═══ Recorded information ═══

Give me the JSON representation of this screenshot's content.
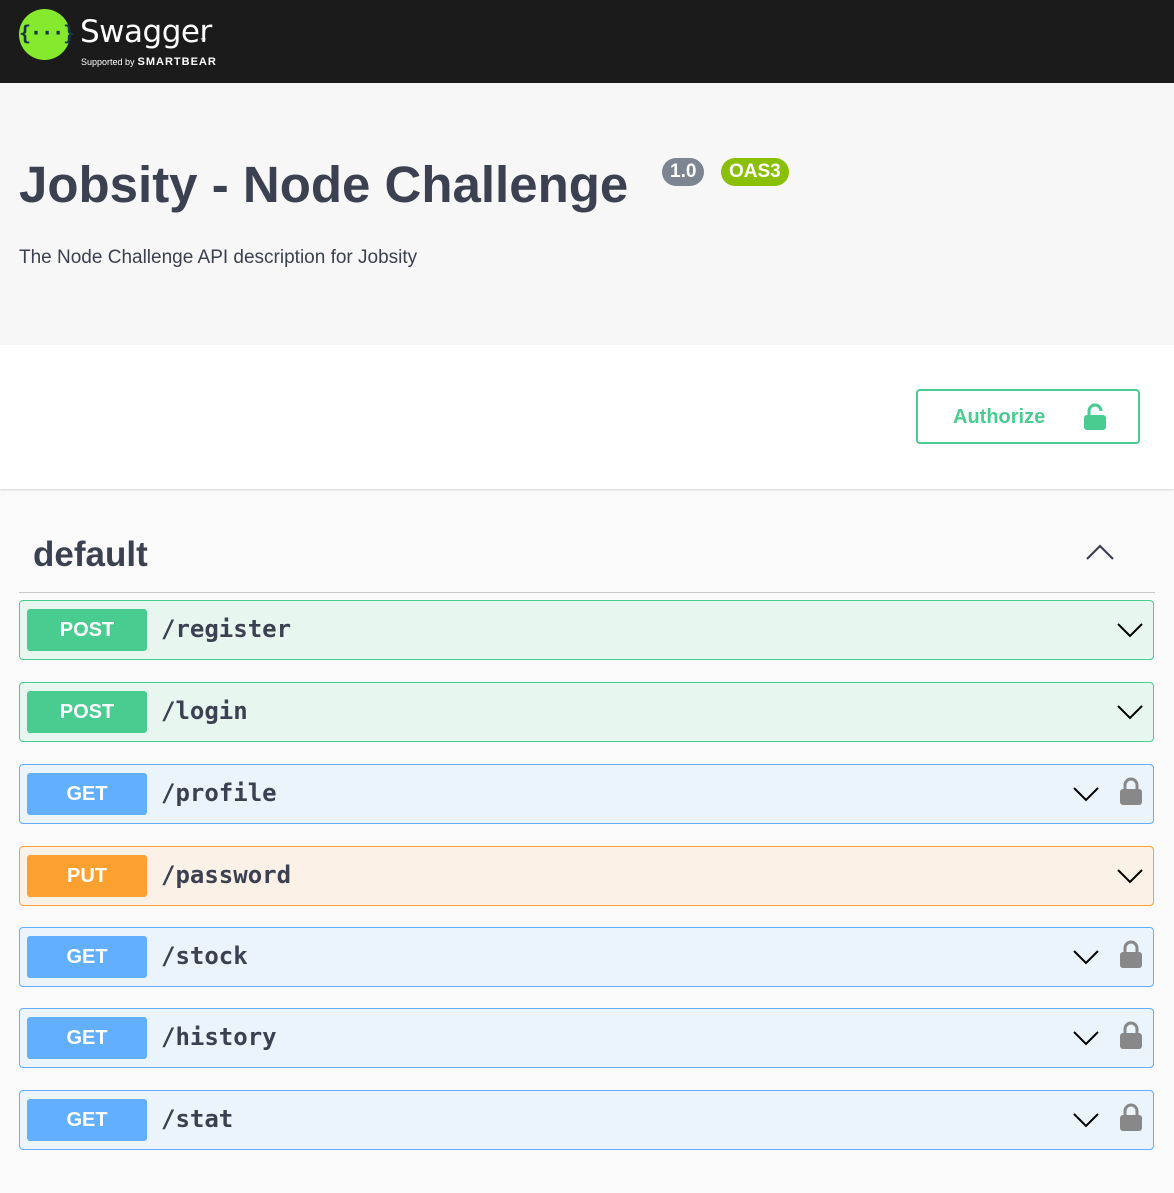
{
  "topbar": {
    "logo_name": "Swagger",
    "logo_tm": "™",
    "supported_by": "Supported by",
    "vendor": "SMARTBEAR"
  },
  "info": {
    "title": "Jobsity - Node Challenge",
    "version": "1.0",
    "oas": "OAS3",
    "description": "The Node Challenge API description for Jobsity"
  },
  "scheme": {
    "authorize_label": "Authorize"
  },
  "tag": {
    "name": "default",
    "expanded": true
  },
  "operations": [
    {
      "method": "POST",
      "path": "/register",
      "locked": false
    },
    {
      "method": "POST",
      "path": "/login",
      "locked": false
    },
    {
      "method": "GET",
      "path": "/profile",
      "locked": true
    },
    {
      "method": "PUT",
      "path": "/password",
      "locked": false
    },
    {
      "method": "GET",
      "path": "/stock",
      "locked": true
    },
    {
      "method": "GET",
      "path": "/history",
      "locked": true
    },
    {
      "method": "GET",
      "path": "/stat",
      "locked": true
    }
  ],
  "colors": {
    "post": "#49cc90",
    "get": "#61affe",
    "put": "#fca130",
    "topbar": "#1b1b1b",
    "logo": "#85ea2d"
  },
  "icons": {
    "authorize": "unlocked-lock-icon",
    "operation_lock": "locked-lock-icon",
    "collapse": "chevron-up-icon",
    "expand": "chevron-down-icon"
  }
}
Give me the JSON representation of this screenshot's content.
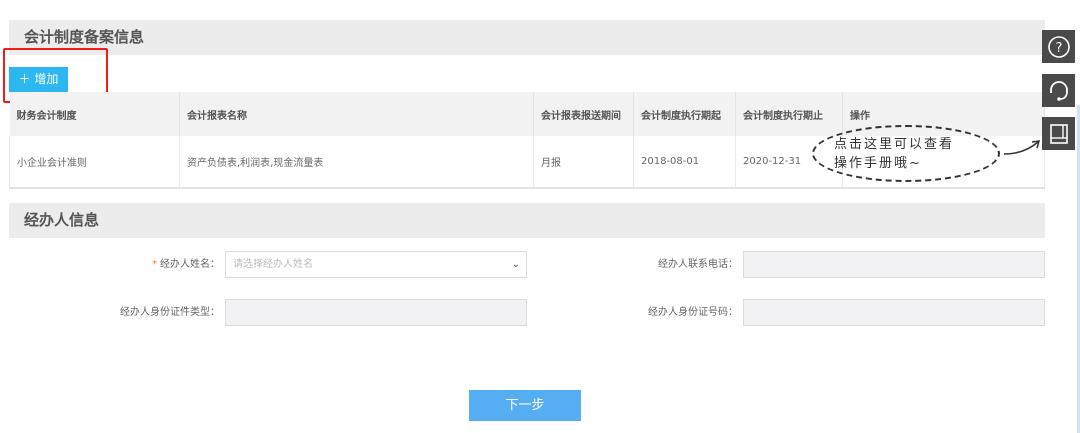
{
  "section1": {
    "title": "会计制度备案信息",
    "add_label": "＋ 增加"
  },
  "table": {
    "headers": [
      "财务会计制度",
      "会计报表名称",
      "会计报表报送期间",
      "会计制度执行期起",
      "会计制度执行期止",
      "操作"
    ],
    "rows": [
      [
        "小企业会计准则",
        "资产负债表,利润表,现金流量表",
        "月报",
        "2018-08-01",
        "2020-12-31",
        ""
      ]
    ]
  },
  "tooltip": {
    "line1": "点击这里可以查看",
    "line2": "操作手册哦~"
  },
  "section2": {
    "title": "经办人信息"
  },
  "form": {
    "required_mark": "*",
    "name_label": "经办人姓名：",
    "name_placeholder": "请选择经办人姓名",
    "phone_label": "经办人联系电话：",
    "idtype_label": "经办人身份证件类型：",
    "idno_label": "经办人身份证号码："
  },
  "next_label": "下一步",
  "side_icons": [
    "help-icon",
    "customer-service-icon",
    "manual-icon"
  ],
  "colors": {
    "accent": "#2cb7f0",
    "next_button": "#55adf2",
    "highlight_box": "#f21c1c"
  }
}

═══

=== Work instructions ===
Write out the entries again, exactly as given, skipping any images.

=== Answer to this problem ===
Give me the JSON representation of this screenshot's content.
{
  "topbar": {
    "logo_name": "Swagger",
    "logo_tm": "™",
    "supported_by": "Supported by",
    "vendor": "SMARTBEAR"
  },
  "info": {
    "title": "Jobsity - Node Challenge",
    "version": "1.0",
    "oas": "OAS3",
    "description": "The Node Challenge API description for Jobsity"
  },
  "scheme": {
    "authorize_label": "Authorize"
  },
  "tag": {
    "name": "default",
    "expanded": true
  },
  "operations": [
    {
      "method": "POST",
      "path": "/register",
      "locked": false
    },
    {
      "method": "POST",
      "path": "/login",
      "locked": false
    },
    {
      "method": "GET",
      "path": "/profile",
      "locked": true
    },
    {
      "method": "PUT",
      "path": "/password",
      "locked": false
    },
    {
      "method": "GET",
      "path": "/stock",
      "locked": true
    },
    {
      "method": "GET",
      "path": "/history",
      "locked": true
    },
    {
      "method": "GET",
      "path": "/stat",
      "locked": true
    }
  ],
  "colors": {
    "post": "#49cc90",
    "get": "#61affe",
    "put": "#fca130",
    "topbar": "#1b1b1b",
    "logo": "#85ea2d"
  },
  "icons": {
    "authorize": "unlocked-lock-icon",
    "operation_lock": "locked-lock-icon",
    "collapse": "chevron-up-icon",
    "expand": "chevron-down-icon"
  }
}
Give me the JSON representation of this screenshot's content.
{
  "section1": {
    "title": "会计制度备案信息",
    "add_label": "＋ 增加"
  },
  "table": {
    "headers": [
      "财务会计制度",
      "会计报表名称",
      "会计报表报送期间",
      "会计制度执行期起",
      "会计制度执行期止",
      "操作"
    ],
    "rows": [
      [
        "小企业会计准则",
        "资产负债表,利润表,现金流量表",
        "月报",
        "2018-08-01",
        "2020-12-31",
        ""
      ]
    ]
  },
  "tooltip": {
    "line1": "点击这里可以查看",
    "line2": "操作手册哦~"
  },
  "section2": {
    "title": "经办人信息"
  },
  "form": {
    "required_mark": "*",
    "name_label": "经办人姓名：",
    "name_placeholder": "请选择经办人姓名",
    "phone_label": "经办人联系电话：",
    "idtype_label": "经办人身份证件类型：",
    "idno_label": "经办人身份证号码："
  },
  "next_label": "下一步",
  "side_icons": [
    "help-icon",
    "customer-service-icon",
    "manual-icon"
  ],
  "colors": {
    "accent": "#2cb7f0",
    "next_button": "#55adf2",
    "highlight_box": "#f21c1c"
  }
}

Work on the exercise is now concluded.